**Exercise brief:** Transcribe every entry word for word. Skip the pictures.

[begin Provided data]

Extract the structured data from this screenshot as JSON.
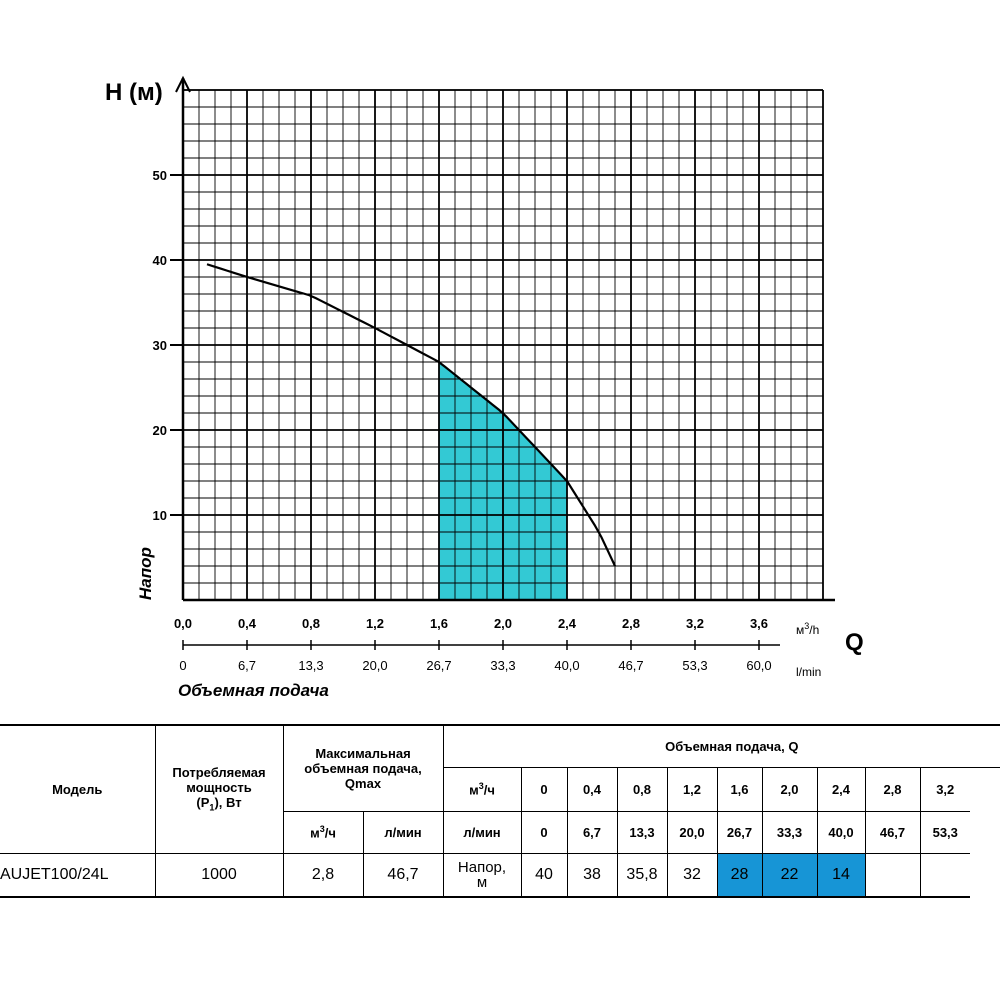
{
  "chart_data": {
    "type": "area",
    "y_axis_title": "H (м)",
    "y_axis_label": "Напор",
    "x_axis_title": "Q",
    "x_axis_label": "Объемная подача",
    "x_unit_primary": "м3/h",
    "x_unit_secondary": "l/min",
    "xlim": [
      0,
      4.0
    ],
    "ylim": [
      0,
      60
    ],
    "x_ticks": [
      "0,0",
      "0,4",
      "0,8",
      "1,2",
      "1,6",
      "2,0",
      "2,4",
      "2,8",
      "3,2",
      "3,6"
    ],
    "x_ticks_secondary": [
      "0",
      "6,7",
      "13,3",
      "20,0",
      "26,7",
      "33,3",
      "40,0",
      "46,7",
      "53,3",
      "60,0"
    ],
    "y_ticks": [
      "10",
      "20",
      "30",
      "40",
      "50"
    ],
    "y_tick_values": [
      10,
      20,
      30,
      40,
      50
    ],
    "grid": true,
    "series": [
      {
        "x": [
          0.15,
          0.4,
          0.8,
          1.2,
          1.6,
          2.0,
          2.4,
          2.6,
          2.7
        ],
        "y": [
          39.5,
          38,
          35.8,
          32,
          28,
          22,
          14,
          8,
          4
        ]
      }
    ],
    "shaded_range": [
      1.6,
      2.4
    ],
    "curve_color": "#000000",
    "shade_color": "#33c9d4"
  },
  "table": {
    "model_header": "Модель",
    "power_header": "Потребляемая мощность (Р1), Вт",
    "qmax_header": "Максимальная объемная подача, Qmax",
    "qmax_unit_m3": "м³/ч",
    "qmax_unit_lmin": "л/мин",
    "flow_header": "Объемная подача, Q",
    "flow_unit_m3": "м³/ч",
    "flow_unit_lmin": "л/мин",
    "flow_m3": [
      "0",
      "0,4",
      "0,8",
      "1,2",
      "1,6",
      "2,0",
      "2,4",
      "2,8",
      "3,2"
    ],
    "flow_lmin": [
      "0",
      "6,7",
      "13,3",
      "20,0",
      "26,7",
      "33,3",
      "40,0",
      "46,7",
      "53,3"
    ],
    "model": "AUJET100/24L",
    "power": "1000",
    "qmax_m3": "2,8",
    "qmax_lmin": "46,7",
    "head_label_1": "Напор,",
    "head_label_2": "м",
    "head_values": [
      "40",
      "38",
      "35,8",
      "32",
      "28",
      "22",
      "14",
      "",
      ""
    ],
    "highlight_color": "#1795d6"
  }
}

[end Provided data]

**Solution:**
Extract the structured data from this screenshot as JSON.
{
  "chart_data": {
    "type": "area",
    "y_axis_title": "H (м)",
    "y_axis_label": "Напор",
    "x_axis_title": "Q",
    "x_axis_label": "Объемная подача",
    "x_unit_primary": "м3/h",
    "x_unit_secondary": "l/min",
    "xlim": [
      0,
      4.0
    ],
    "ylim": [
      0,
      60
    ],
    "x_ticks": [
      "0,0",
      "0,4",
      "0,8",
      "1,2",
      "1,6",
      "2,0",
      "2,4",
      "2,8",
      "3,2",
      "3,6"
    ],
    "x_ticks_secondary": [
      "0",
      "6,7",
      "13,3",
      "20,0",
      "26,7",
      "33,3",
      "40,0",
      "46,7",
      "53,3",
      "60,0"
    ],
    "y_ticks": [
      "10",
      "20",
      "30",
      "40",
      "50"
    ],
    "y_tick_values": [
      10,
      20,
      30,
      40,
      50
    ],
    "grid": true,
    "series": [
      {
        "x": [
          0.15,
          0.4,
          0.8,
          1.2,
          1.6,
          2.0,
          2.4,
          2.6,
          2.7
        ],
        "y": [
          39.5,
          38,
          35.8,
          32,
          28,
          22,
          14,
          8,
          4
        ]
      }
    ],
    "shaded_range": [
      1.6,
      2.4
    ],
    "curve_color": "#000000",
    "shade_color": "#33c9d4"
  },
  "table": {
    "model_header": "Модель",
    "power_header": "Потребляемая мощность (Р1), Вт",
    "qmax_header": "Максимальная объемная подача, Qmax",
    "qmax_unit_m3": "м³/ч",
    "qmax_unit_lmin": "л/мин",
    "flow_header": "Объемная подача, Q",
    "flow_unit_m3": "м³/ч",
    "flow_unit_lmin": "л/мин",
    "flow_m3": [
      "0",
      "0,4",
      "0,8",
      "1,2",
      "1,6",
      "2,0",
      "2,4",
      "2,8",
      "3,2"
    ],
    "flow_lmin": [
      "0",
      "6,7",
      "13,3",
      "20,0",
      "26,7",
      "33,3",
      "40,0",
      "46,7",
      "53,3"
    ],
    "model": "AUJET100/24L",
    "power": "1000",
    "qmax_m3": "2,8",
    "qmax_lmin": "46,7",
    "head_label_1": "Напор,",
    "head_label_2": "м",
    "head_values": [
      "40",
      "38",
      "35,8",
      "32",
      "28",
      "22",
      "14",
      "",
      ""
    ],
    "highlight_color": "#1795d6"
  }
}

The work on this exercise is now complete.